>>>
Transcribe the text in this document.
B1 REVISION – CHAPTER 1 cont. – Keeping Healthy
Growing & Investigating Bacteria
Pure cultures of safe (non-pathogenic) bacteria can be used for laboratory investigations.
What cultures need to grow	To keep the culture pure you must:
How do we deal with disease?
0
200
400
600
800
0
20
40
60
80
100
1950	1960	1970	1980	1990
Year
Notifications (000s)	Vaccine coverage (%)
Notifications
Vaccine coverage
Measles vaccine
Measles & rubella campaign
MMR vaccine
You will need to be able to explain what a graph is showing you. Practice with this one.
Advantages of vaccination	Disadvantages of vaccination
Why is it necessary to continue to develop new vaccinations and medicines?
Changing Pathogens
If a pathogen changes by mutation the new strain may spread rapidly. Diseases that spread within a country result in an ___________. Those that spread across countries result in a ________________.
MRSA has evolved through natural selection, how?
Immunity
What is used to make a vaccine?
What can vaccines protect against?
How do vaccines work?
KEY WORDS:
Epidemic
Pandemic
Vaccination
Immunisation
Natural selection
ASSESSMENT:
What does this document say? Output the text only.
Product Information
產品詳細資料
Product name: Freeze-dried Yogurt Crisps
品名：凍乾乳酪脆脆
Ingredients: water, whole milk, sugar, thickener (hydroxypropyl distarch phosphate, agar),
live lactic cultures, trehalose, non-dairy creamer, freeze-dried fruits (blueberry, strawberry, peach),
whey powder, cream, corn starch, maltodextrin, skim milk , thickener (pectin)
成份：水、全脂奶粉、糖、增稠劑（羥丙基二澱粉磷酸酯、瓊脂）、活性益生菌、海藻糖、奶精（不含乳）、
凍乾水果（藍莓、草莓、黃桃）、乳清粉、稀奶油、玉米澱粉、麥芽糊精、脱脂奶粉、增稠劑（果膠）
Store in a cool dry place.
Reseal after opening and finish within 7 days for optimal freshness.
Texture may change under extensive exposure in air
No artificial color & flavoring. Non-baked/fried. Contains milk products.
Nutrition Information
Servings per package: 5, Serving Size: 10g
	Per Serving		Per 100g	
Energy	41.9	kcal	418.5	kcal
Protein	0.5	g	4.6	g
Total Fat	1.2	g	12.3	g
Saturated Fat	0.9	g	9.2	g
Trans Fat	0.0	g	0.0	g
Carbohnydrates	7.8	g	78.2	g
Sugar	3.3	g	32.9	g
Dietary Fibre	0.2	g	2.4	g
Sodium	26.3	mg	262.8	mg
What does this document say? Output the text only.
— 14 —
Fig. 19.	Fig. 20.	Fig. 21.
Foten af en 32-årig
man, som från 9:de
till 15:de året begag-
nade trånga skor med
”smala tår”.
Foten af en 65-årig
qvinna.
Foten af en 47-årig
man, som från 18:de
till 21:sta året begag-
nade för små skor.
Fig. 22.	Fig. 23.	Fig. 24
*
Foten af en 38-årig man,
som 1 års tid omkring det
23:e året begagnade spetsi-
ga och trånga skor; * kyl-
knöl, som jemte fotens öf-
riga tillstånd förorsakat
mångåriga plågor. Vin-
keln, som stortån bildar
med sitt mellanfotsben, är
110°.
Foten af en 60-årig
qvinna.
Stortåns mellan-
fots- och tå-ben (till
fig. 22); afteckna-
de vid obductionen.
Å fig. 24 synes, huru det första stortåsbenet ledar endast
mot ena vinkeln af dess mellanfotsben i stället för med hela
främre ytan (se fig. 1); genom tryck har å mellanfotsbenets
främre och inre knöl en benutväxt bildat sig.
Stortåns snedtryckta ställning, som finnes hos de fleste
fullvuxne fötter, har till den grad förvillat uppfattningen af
<<<
§ **TASK**
The full data, repeated exactly, is the only acceptable output.

§ **ANSWER**
Transcribe the text in this document.
B1 REVISION – CHAPTER 1 cont. – Keeping Healthy
Growing & Investigating Bacteria
Pure cultures of safe (non-pathogenic) bacteria can be used for laboratory investigations.
What cultures need to grow	To keep the culture pure you must:
How do we deal with disease?
0
200
400
600
800
0
20
40
60
80
100
1950	1960	1970	1980	1990
Year
Notifications (000s)	Vaccine coverage (%)
Notifications
Vaccine coverage
Measles vaccine
Measles & rubella campaign
MMR vaccine
You will need to be able to explain what a graph is showing you. Practice with this one.
Advantages of vaccination	Disadvantages of vaccination
Why is it necessary to continue to develop new vaccinations and medicines?
Changing Pathogens
If a pathogen changes by mutation the new strain may spread rapidly. Diseases that spread within a country result in an ___________. Those that spread across countries result in a ________________.
MRSA has evolved through natural selection, how?
Immunity
What is used to make a vaccine?
What can vaccines protect against?
How do vaccines work?
KEY WORDS:
Epidemic
Pandemic
Vaccination
Immunisation
Natural selection
ASSESSMENT:
What does this document say? Output the text only.
Product Information
產品詳細資料
Product name: Freeze-dried Yogurt Crisps
品名：凍乾乳酪脆脆
Ingredients: water, whole milk, sugar, thickener (hydroxypropyl distarch phosphate, agar),
live lactic cultures, trehalose, non-dairy creamer, freeze-dried fruits (blueberry, strawberry, peach),
whey powder, cream, corn starch, maltodextrin, skim milk , thickener (pectin)
成份：水、全脂奶粉、糖、增稠劑（羥丙基二澱粉磷酸酯、瓊脂）、活性益生菌、海藻糖、奶精（不含乳）、
凍乾水果（藍莓、草莓、黃桃）、乳清粉、稀奶油、玉米澱粉、麥芽糊精、脱脂奶粉、增稠劑（果膠）
Store in a cool dry place.
Reseal after opening and finish within 7 days for optimal freshness.
Texture may change under extensive exposure in air
No artificial color & flavoring. Non-baked/fried. Contains milk products.
Nutrition Information
Servings per package: 5, Serving Size: 10g
	Per Serving		Per 100g	
Energy	41.9	kcal	418.5	kcal
Protein	0.5	g	4.6	g
Total Fat	1.2	g	12.3	g
Saturated Fat	0.9	g	9.2	g
Trans Fat	0.0	g	0.0	g
Carbohnydrates	7.8	g	78.2	g
Sugar	3.3	g	32.9	g
Dietary Fibre	0.2	g	2.4	g
Sodium	26.3	mg	262.8	mg
What does this document say? Output the text only.
— 14 —
Fig. 19.	Fig. 20.	Fig. 21.
Foten af en 32-årig
man, som från 9:de
till 15:de året begag-
nade trånga skor med
”smala tår”.
Foten af en 65-årig
qvinna.
Foten af en 47-årig
man, som från 18:de
till 21:sta året begag-
nade för små skor.
Fig. 22.	Fig. 23.	Fig. 24
*
Foten af en 38-årig man,
som 1 års tid omkring det
23:e året begagnade spetsi-
ga och trånga skor; * kyl-
knöl, som jemte fotens öf-
riga tillstånd förorsakat
mångåriga plågor. Vin-
keln, som stortån bildar
med sitt mellanfotsben, är
110°.
Foten af en 60-årig
qvinna.
Stortåns mellan-
fots- och tå-ben (till
fig. 22); afteckna-
de vid obductionen.
Å fig. 24 synes, huru det första stortåsbenet ledar endast
mot ena vinkeln af dess mellanfotsben i stället för med hela
främre ytan (se fig. 1); genom tryck har å mellanfotsbenets
främre och inre knöl en benutväxt bildat sig.
Stortåns snedtryckta ställning, som finnes hos de fleste
fullvuxne fötter, har till den grad förvillat uppfattningen af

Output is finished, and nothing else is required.